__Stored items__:
** START **
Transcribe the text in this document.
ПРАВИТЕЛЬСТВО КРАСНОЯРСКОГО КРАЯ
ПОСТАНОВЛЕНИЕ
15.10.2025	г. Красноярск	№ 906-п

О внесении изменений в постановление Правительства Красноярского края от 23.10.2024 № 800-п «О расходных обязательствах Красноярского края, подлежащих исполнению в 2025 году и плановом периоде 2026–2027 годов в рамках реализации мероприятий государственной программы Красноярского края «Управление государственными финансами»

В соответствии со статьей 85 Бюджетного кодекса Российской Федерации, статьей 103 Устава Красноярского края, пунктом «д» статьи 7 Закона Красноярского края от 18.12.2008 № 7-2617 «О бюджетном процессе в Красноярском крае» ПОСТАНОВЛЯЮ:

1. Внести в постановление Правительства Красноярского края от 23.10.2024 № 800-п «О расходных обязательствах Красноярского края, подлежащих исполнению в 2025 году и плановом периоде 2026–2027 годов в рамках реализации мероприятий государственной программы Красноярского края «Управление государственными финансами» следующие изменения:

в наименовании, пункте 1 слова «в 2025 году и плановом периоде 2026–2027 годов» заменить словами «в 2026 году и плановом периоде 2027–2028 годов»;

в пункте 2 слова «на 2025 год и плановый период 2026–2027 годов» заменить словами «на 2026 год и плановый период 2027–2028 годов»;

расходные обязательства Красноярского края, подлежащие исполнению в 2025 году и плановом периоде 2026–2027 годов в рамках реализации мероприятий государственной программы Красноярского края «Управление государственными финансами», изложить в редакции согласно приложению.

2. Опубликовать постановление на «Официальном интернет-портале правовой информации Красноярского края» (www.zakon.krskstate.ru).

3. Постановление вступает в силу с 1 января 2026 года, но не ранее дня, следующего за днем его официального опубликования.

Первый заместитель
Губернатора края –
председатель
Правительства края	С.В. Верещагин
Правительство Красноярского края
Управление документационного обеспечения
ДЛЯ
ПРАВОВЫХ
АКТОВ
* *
** END **
__What is needed__: Extract every entry in the listing word for word.

__Response__:
Transcribe the text in this document.
ПРАВИТЕЛЬСТВО КРАСНОЯРСКОГО КРАЯ
ПОСТАНОВЛЕНИЕ
15.10.2025	г. Красноярск	№ 906-п

О внесении изменений в постановление Правительства Красноярского края от 23.10.2024 № 800-п «О расходных обязательствах Красноярского края, подлежащих исполнению в 2025 году и плановом периоде 2026–2027 годов в рамках реализации мероприятий государственной программы Красноярского края «Управление государственными финансами»

В соответствии со статьей 85 Бюджетного кодекса Российской Федерации, статьей 103 Устава Красноярского края, пунктом «д» статьи 7 Закона Красноярского края от 18.12.2008 № 7-2617 «О бюджетном процессе в Красноярском крае» ПОСТАНОВЛЯЮ:

1. Внести в постановление Правительства Красноярского края от 23.10.2024 № 800-п «О расходных обязательствах Красноярского края, подлежащих исполнению в 2025 году и плановом периоде 2026–2027 годов в рамках реализации мероприятий государственной программы Красноярского края «Управление государственными финансами» следующие изменения:

в наименовании, пункте 1 слова «в 2025 году и плановом периоде 2026–2027 годов» заменить словами «в 2026 году и плановом периоде 2027–2028 годов»;

в пункте 2 слова «на 2025 год и плановый период 2026–2027 годов» заменить словами «на 2026 год и плановый период 2027–2028 годов»;

расходные обязательства Красноярского края, подлежащие исполнению в 2025 году и плановом периоде 2026–2027 годов в рамках реализации мероприятий государственной программы Красноярского края «Управление государственными финансами», изложить в редакции согласно приложению.

2. Опубликовать постановление на «Официальном интернет-портале правовой информации Красноярского края» (www.zakon.krskstate.ru).

3. Постановление вступает в силу с 1 января 2026 года, но не ранее дня, следующего за днем его официального опубликования.

Первый заместитель
Губернатора края –
председатель
Правительства края	С.В. Верещагин
Правительство Красноярского края
Управление документационного обеспечения
ДЛЯ
ПРАВОВЫХ
АКТОВ
* *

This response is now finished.